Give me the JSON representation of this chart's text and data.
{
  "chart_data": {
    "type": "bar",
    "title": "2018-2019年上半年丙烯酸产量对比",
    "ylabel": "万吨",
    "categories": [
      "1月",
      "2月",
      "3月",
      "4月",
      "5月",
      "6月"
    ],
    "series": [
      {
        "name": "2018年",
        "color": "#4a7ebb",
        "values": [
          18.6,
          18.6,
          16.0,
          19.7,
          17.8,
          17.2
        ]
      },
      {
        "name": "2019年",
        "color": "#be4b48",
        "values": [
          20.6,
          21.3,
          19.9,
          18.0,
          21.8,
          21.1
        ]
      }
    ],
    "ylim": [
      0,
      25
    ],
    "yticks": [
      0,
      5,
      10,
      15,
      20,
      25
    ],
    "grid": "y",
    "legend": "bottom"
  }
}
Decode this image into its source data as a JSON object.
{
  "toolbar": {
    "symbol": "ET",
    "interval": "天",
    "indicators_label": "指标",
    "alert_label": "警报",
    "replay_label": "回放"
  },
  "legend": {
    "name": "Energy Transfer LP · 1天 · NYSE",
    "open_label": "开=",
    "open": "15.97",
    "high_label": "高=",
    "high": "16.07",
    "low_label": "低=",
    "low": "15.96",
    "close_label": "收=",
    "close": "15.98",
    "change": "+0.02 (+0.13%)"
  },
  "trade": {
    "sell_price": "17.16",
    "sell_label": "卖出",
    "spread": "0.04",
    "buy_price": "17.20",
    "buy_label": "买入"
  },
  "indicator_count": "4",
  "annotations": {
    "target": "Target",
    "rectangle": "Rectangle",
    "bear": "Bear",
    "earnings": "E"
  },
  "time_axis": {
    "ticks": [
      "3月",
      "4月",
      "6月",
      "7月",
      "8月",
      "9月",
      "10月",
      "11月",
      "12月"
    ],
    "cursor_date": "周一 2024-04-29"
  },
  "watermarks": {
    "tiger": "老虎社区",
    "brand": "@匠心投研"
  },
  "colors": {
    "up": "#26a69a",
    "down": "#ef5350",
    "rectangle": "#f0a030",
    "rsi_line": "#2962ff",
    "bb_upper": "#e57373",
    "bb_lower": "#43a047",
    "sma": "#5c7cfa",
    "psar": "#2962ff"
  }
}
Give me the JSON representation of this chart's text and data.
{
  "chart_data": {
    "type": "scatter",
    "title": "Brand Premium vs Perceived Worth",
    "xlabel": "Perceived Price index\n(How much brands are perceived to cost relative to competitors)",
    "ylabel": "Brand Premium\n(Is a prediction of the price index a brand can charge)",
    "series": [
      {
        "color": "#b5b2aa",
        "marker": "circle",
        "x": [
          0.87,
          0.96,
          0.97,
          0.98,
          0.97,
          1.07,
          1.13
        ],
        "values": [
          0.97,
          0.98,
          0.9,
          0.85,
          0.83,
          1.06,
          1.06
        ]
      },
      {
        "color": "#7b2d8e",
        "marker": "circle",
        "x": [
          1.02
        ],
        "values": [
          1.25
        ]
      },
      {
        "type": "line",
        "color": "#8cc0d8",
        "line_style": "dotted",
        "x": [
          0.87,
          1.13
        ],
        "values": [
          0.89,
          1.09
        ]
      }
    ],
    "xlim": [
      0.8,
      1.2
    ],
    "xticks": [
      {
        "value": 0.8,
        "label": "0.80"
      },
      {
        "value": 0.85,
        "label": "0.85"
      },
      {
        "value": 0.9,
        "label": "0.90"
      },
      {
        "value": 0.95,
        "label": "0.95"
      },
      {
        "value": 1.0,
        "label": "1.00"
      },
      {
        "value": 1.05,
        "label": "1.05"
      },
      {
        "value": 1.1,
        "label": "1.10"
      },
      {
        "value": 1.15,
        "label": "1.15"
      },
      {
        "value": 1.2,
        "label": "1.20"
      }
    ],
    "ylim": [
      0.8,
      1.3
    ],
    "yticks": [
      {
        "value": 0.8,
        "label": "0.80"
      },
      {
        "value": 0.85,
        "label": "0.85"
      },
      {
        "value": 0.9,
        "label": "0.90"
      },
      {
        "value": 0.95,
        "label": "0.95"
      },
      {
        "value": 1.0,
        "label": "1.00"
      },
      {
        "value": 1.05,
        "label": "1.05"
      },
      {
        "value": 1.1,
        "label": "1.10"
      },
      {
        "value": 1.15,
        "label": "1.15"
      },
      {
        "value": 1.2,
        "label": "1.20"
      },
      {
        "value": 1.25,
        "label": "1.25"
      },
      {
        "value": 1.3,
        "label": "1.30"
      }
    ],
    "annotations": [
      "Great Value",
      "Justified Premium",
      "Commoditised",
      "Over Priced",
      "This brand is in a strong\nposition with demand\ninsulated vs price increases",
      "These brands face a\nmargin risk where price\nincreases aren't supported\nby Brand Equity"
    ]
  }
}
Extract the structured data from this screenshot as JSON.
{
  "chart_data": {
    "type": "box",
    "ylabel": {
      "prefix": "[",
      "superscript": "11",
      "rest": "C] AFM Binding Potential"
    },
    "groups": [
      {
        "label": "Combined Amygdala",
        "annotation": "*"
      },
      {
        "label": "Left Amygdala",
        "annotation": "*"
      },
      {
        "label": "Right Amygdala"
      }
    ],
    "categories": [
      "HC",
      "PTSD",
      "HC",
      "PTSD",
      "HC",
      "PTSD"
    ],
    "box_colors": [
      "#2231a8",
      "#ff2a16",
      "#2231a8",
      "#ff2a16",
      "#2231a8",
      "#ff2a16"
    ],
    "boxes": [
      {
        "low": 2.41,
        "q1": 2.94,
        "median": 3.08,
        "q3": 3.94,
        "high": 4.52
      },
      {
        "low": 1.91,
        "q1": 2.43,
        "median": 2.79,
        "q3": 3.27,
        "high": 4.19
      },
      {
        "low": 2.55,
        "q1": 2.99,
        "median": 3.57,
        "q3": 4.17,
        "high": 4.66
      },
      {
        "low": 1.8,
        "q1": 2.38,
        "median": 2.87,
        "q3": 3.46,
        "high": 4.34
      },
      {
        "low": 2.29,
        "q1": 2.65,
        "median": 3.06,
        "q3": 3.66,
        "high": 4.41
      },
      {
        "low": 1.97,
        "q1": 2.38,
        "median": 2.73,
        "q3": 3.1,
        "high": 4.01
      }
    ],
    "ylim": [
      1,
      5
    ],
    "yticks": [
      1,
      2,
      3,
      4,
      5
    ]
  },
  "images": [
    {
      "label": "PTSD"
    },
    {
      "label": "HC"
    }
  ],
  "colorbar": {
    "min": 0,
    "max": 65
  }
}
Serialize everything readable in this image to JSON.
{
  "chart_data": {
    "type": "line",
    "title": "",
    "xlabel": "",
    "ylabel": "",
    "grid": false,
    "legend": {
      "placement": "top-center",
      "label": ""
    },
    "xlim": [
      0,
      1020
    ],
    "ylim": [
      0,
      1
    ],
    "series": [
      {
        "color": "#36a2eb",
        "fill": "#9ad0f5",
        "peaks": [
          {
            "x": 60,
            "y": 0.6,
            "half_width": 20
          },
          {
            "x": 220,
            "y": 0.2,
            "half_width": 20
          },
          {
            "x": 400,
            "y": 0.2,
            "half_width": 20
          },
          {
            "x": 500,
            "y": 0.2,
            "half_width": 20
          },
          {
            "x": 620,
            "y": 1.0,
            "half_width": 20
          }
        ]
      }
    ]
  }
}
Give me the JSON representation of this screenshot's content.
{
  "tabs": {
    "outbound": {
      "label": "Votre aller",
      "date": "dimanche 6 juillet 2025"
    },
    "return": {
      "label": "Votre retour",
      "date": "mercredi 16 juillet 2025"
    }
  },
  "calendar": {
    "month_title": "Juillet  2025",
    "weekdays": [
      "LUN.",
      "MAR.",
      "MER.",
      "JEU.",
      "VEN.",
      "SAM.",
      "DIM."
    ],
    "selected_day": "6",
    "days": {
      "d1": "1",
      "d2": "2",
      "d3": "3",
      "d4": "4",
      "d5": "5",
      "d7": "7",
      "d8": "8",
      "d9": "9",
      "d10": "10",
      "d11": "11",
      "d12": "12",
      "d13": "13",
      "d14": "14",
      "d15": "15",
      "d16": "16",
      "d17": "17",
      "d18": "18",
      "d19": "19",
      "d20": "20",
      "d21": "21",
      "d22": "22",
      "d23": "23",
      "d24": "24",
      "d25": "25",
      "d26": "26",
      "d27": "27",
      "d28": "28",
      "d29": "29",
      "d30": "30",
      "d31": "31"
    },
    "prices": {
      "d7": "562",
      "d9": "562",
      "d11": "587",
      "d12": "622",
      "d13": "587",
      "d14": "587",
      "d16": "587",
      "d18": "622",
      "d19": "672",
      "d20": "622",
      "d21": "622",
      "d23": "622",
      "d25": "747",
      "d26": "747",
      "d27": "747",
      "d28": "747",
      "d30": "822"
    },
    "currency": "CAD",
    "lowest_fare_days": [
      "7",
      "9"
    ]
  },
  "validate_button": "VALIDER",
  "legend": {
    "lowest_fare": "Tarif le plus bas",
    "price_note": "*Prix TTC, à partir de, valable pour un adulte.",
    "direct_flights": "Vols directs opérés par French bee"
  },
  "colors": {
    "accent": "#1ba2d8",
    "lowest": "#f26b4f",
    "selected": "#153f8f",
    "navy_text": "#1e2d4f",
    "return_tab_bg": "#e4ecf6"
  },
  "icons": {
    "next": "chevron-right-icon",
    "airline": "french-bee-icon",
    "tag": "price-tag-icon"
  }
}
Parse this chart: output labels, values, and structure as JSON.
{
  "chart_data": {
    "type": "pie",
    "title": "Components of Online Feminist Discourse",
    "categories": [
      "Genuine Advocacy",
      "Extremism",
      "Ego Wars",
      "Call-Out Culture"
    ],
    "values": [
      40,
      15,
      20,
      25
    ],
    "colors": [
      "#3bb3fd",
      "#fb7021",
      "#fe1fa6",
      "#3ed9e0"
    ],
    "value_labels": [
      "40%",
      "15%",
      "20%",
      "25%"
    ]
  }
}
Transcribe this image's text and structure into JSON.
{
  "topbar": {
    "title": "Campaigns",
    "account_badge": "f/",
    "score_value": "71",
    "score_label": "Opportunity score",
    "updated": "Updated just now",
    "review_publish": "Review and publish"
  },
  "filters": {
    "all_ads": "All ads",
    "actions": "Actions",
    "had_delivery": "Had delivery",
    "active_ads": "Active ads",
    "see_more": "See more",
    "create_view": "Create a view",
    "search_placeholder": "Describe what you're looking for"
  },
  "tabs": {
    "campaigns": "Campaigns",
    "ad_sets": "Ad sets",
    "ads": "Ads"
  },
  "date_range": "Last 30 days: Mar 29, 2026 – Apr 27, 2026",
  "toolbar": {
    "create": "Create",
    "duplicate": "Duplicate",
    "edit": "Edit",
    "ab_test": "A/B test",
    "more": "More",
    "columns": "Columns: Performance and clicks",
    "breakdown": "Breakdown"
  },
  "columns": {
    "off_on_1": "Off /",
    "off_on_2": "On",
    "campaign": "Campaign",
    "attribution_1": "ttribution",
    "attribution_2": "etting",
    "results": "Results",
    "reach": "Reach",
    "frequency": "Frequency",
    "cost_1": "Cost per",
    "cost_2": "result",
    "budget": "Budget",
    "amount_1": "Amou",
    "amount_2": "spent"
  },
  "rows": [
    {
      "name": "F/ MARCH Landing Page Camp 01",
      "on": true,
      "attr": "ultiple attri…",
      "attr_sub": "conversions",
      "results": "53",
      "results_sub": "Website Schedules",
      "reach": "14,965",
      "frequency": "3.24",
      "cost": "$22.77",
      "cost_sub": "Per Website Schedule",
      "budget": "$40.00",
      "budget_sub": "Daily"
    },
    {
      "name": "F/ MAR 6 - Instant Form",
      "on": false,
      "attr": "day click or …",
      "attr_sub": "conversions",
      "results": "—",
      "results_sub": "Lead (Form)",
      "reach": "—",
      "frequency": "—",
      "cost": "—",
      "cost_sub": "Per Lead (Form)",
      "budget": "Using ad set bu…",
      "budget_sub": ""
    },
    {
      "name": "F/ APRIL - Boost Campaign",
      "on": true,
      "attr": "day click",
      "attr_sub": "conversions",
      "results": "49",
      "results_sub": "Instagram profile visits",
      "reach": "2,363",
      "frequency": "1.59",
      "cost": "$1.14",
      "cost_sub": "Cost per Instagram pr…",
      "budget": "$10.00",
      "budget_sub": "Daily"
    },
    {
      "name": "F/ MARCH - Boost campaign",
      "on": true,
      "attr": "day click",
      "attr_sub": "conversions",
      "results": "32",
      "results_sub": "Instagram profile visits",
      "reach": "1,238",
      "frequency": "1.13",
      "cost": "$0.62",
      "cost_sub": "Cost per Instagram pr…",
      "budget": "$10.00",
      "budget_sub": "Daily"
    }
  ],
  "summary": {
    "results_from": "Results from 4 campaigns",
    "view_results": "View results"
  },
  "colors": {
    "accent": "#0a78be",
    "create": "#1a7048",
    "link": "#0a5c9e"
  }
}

--

> _TO DO_
Report how many lines hold the string "median", giving the number and nothing else.

> _PROBLEM SOLUTION_
6